-- Start Data for this task --
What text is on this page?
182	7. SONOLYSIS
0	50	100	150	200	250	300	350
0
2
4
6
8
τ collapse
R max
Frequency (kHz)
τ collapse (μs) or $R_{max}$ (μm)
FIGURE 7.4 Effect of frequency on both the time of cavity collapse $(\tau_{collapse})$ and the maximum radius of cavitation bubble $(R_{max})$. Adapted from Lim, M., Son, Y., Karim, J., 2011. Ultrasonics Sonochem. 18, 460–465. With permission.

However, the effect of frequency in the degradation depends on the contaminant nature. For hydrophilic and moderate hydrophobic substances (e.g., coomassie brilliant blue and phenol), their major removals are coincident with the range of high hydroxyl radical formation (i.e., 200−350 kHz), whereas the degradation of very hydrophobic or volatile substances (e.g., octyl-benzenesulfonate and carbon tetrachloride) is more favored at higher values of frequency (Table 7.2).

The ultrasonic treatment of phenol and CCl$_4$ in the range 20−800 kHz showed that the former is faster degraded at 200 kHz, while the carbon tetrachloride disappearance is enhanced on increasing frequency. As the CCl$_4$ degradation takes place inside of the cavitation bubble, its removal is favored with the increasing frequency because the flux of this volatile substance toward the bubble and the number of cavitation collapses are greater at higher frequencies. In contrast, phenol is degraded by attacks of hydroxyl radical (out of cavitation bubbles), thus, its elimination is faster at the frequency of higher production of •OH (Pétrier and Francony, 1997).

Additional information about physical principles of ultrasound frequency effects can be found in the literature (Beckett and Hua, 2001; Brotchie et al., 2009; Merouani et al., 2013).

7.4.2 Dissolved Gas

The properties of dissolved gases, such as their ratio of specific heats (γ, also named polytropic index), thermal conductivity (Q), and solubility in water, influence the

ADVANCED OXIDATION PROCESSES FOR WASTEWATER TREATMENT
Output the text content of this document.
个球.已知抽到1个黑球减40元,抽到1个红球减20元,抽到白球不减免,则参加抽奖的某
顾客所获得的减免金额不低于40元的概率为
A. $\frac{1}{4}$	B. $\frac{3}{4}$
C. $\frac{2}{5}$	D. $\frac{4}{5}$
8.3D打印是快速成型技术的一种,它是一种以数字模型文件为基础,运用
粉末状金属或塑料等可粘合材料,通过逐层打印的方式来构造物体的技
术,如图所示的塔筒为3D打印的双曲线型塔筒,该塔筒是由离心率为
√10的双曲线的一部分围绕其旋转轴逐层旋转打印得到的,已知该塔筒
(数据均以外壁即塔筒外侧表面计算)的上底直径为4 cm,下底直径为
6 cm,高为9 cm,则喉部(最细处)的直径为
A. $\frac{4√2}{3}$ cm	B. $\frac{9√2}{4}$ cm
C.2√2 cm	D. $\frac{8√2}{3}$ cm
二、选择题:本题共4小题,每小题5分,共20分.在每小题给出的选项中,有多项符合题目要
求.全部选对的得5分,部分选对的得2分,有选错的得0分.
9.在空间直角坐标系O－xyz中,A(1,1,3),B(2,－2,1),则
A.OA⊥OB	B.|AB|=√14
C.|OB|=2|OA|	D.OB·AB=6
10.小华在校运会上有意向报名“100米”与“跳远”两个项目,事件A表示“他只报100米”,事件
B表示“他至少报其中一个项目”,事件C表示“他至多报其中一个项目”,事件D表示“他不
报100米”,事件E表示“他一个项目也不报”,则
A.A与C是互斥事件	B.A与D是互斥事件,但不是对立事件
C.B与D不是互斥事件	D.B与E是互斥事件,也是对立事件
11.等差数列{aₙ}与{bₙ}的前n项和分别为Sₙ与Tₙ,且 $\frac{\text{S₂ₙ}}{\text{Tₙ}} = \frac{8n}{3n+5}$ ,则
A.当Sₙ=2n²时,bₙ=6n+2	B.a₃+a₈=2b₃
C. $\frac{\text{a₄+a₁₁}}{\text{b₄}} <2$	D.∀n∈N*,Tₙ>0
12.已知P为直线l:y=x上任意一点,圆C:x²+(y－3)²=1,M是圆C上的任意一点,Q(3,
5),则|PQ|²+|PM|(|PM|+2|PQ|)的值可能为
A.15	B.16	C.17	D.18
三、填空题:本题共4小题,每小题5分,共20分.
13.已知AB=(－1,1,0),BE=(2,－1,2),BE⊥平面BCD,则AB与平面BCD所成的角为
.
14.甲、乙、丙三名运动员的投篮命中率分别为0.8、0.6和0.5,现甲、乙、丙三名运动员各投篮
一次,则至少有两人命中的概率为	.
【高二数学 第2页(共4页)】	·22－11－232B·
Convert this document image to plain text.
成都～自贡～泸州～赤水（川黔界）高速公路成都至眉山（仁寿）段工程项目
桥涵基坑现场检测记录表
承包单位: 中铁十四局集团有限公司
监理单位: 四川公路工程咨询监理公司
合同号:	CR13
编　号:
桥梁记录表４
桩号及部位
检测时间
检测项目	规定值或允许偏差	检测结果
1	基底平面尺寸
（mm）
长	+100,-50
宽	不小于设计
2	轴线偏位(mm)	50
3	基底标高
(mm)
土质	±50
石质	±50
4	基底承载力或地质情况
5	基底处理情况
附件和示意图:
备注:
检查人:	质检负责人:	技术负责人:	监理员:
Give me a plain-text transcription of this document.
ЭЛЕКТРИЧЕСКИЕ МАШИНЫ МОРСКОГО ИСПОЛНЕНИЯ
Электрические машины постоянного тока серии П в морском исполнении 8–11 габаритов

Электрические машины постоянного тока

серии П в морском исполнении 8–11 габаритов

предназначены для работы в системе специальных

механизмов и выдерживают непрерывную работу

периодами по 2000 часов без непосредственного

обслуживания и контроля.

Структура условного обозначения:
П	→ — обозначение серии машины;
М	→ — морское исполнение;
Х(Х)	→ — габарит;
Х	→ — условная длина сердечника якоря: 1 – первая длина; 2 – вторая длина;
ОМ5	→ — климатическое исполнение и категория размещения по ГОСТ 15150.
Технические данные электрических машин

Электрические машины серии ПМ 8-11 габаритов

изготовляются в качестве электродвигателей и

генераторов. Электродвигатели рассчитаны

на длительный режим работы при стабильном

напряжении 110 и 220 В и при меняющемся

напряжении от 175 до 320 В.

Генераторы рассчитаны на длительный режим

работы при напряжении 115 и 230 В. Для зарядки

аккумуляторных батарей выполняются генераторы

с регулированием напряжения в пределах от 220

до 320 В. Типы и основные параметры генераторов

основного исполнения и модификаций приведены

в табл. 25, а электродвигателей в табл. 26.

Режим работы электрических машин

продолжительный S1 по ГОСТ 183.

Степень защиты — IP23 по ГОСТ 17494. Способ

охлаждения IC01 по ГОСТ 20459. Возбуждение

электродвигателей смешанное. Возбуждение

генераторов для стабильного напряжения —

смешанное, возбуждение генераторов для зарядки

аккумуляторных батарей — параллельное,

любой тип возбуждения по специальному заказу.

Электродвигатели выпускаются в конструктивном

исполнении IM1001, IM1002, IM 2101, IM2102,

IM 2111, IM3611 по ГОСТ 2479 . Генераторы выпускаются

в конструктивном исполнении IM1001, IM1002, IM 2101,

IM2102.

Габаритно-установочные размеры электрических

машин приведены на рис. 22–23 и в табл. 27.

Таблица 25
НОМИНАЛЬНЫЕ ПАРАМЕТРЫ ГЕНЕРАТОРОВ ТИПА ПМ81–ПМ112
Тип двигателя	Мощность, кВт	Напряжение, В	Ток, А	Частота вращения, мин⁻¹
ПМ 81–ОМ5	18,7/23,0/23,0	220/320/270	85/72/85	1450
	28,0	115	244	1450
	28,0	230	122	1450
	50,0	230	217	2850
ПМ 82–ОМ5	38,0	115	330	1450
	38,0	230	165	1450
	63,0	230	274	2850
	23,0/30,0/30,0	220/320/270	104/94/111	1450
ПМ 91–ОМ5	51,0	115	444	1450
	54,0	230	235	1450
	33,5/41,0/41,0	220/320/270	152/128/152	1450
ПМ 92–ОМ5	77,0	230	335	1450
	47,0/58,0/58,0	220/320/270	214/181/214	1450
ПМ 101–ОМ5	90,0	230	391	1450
-- End Data for this task --
The task
Count every line in the listing above that holds "рассчитаны", then report only the count.

Problem solution
2